> _Exercise details_
For the data below, work out how many lines include the string "비밀번호" and report only the number.

Stored data
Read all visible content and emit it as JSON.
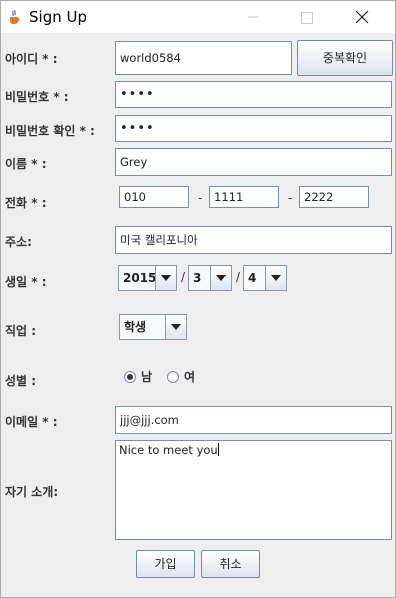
{
  "window": {
    "title": "Sign Up",
    "icon": "java-cup-icon",
    "minimize_icon": "minimize-icon",
    "maximize_icon": "maximize-icon",
    "close_icon": "close-icon"
  },
  "form": {
    "id_label": "아이디 * :",
    "id_value": "world0584",
    "check_button": "중복확인",
    "pw_label": "비밀번호 * :",
    "pw_value": "••••",
    "pw_confirm_label": "비밀번호 확인 * :",
    "pw_confirm_value": "••••",
    "name_label": "이름 * :",
    "name_value": "Grey",
    "phone_label": "전화 * :",
    "phone_1": "010",
    "phone_2": "1111",
    "phone_3": "2222",
    "phone_sep": "-",
    "address_label": "주소:",
    "address_value": "미국 캘리포니아",
    "birth_label": "생일 * :",
    "birth_year": "2015",
    "birth_month": "3",
    "birth_day": "4",
    "birth_sep": "/",
    "job_label": "직업 :",
    "job_value": "학생",
    "gender_label": "성별 :",
    "gender_male": "남",
    "gender_female": "여",
    "gender_selected": "남",
    "email_label": "이메일 * :",
    "email_value": "jjj@jjj.com",
    "intro_label": "자기 소개:",
    "intro_value": "Nice to meet you"
  },
  "buttons": {
    "join": "가입",
    "cancel": "취소"
  }
}
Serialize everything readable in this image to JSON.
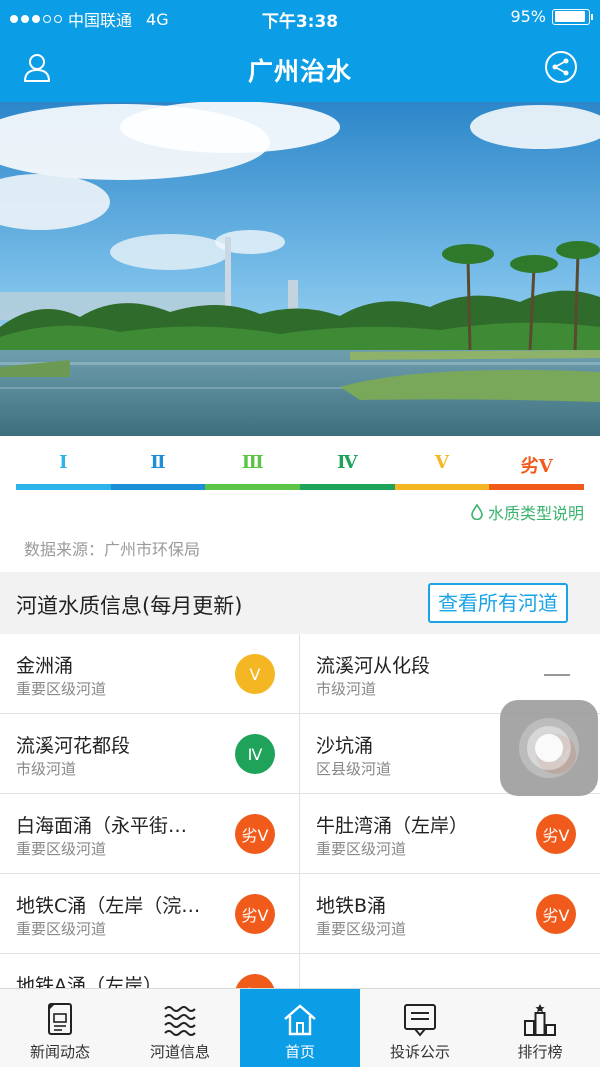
{
  "status_bar": {
    "carrier": "中国联通",
    "network": "4G",
    "time": "下午3:38",
    "battery": "95%"
  },
  "nav": {
    "title": "广州治水",
    "left_icon": "user-icon",
    "right_icon": "share-icon"
  },
  "scale": {
    "levels": [
      {
        "label": "Ⅰ",
        "color": "#2bb3ea"
      },
      {
        "label": "Ⅱ",
        "color": "#1d8fd8"
      },
      {
        "label": "Ⅲ",
        "color": "#5cc447"
      },
      {
        "label": "Ⅳ",
        "color": "#1fa35a"
      },
      {
        "label": "Ⅴ",
        "color": "#f5b623"
      },
      {
        "label": "劣Ⅴ",
        "color": "#f05a1a"
      }
    ],
    "legend_link": "水质类型说明",
    "source": "数据来源：广州市环保局"
  },
  "section": {
    "title": "河道水质信息(每月更新)",
    "view_all": "查看所有河道"
  },
  "rivers": [
    {
      "name": "金洲涌",
      "type": "重要区级河道",
      "grade": "Ⅴ",
      "color": "#f5b623"
    },
    {
      "name": "流溪河从化段",
      "type": "市级河道",
      "grade": "",
      "color": ""
    },
    {
      "name": "流溪河花都段",
      "type": "市级河道",
      "grade": "Ⅳ",
      "color": "#1fa35a"
    },
    {
      "name": "沙坑涌",
      "type": "区县级河道",
      "grade": "劣Ⅴ",
      "color": "#f05a1a"
    },
    {
      "name": "白海面涌（永平街…",
      "type": "重要区级河道",
      "grade": "劣Ⅴ",
      "color": "#f05a1a"
    },
    {
      "name": "牛肚湾涌（左岸）",
      "type": "重要区级河道",
      "grade": "劣Ⅴ",
      "color": "#f05a1a"
    },
    {
      "name": "地铁C涌（左岸（浣…",
      "type": "重要区级河道",
      "grade": "劣Ⅴ",
      "color": "#f05a1a"
    },
    {
      "name": "地铁B涌",
      "type": "重要区级河道",
      "grade": "劣Ⅴ",
      "color": "#f05a1a"
    },
    {
      "name": "地铁A涌（左岸）",
      "type": "",
      "grade": "劣Ⅴ",
      "color": "#f05a1a"
    },
    {
      "name": "",
      "type": "",
      "grade": "",
      "color": ""
    }
  ],
  "tabs": [
    {
      "label": "新闻动态",
      "icon": "news-icon",
      "active": false
    },
    {
      "label": "河道信息",
      "icon": "waves-icon",
      "active": false
    },
    {
      "label": "首页",
      "icon": "home-icon",
      "active": true
    },
    {
      "label": "投诉公示",
      "icon": "complaint-icon",
      "active": false
    },
    {
      "label": "排行榜",
      "icon": "ranking-icon",
      "active": false
    }
  ]
}
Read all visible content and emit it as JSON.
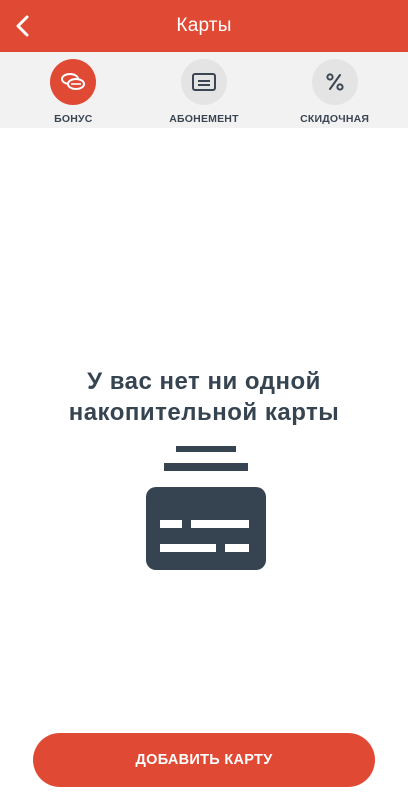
{
  "header": {
    "title": "Карты",
    "back_icon": "chevron-left-icon"
  },
  "tabs": [
    {
      "label": "БОНУС",
      "icon": "coins-icon",
      "active": true
    },
    {
      "label": "АБОНЕМЕНТ",
      "icon": "card-icon",
      "active": false
    },
    {
      "label": "СКИДОЧНАЯ",
      "icon": "percent-icon",
      "active": false
    }
  ],
  "empty_state": {
    "line1": "У вас нет ни одной",
    "line2": "накопительной карты",
    "icon": "empty-cards-icon"
  },
  "add_button": {
    "label": "ДОБАВИТЬ КАРТУ"
  },
  "colors": {
    "accent": "#e04a35",
    "tab_bar": "#f2f2f2",
    "tab_inactive": "#e4e4e4",
    "text_dark": "#364452"
  }
}
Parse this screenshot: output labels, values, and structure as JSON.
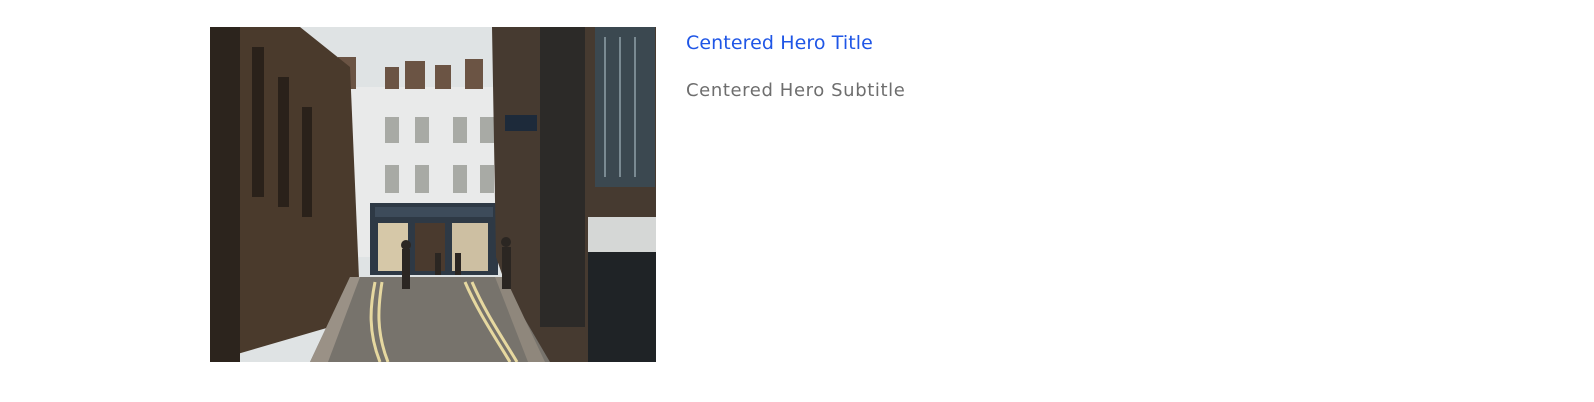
{
  "hero": {
    "title": "Centered Hero Title",
    "subtitle": "Centered Hero Subtitle",
    "image_alt": "Narrow city street with brick buildings and a shop at the end",
    "colors": {
      "title": "#1f56e6",
      "subtitle": "#6e6e6e"
    }
  }
}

> _Solved problem_
2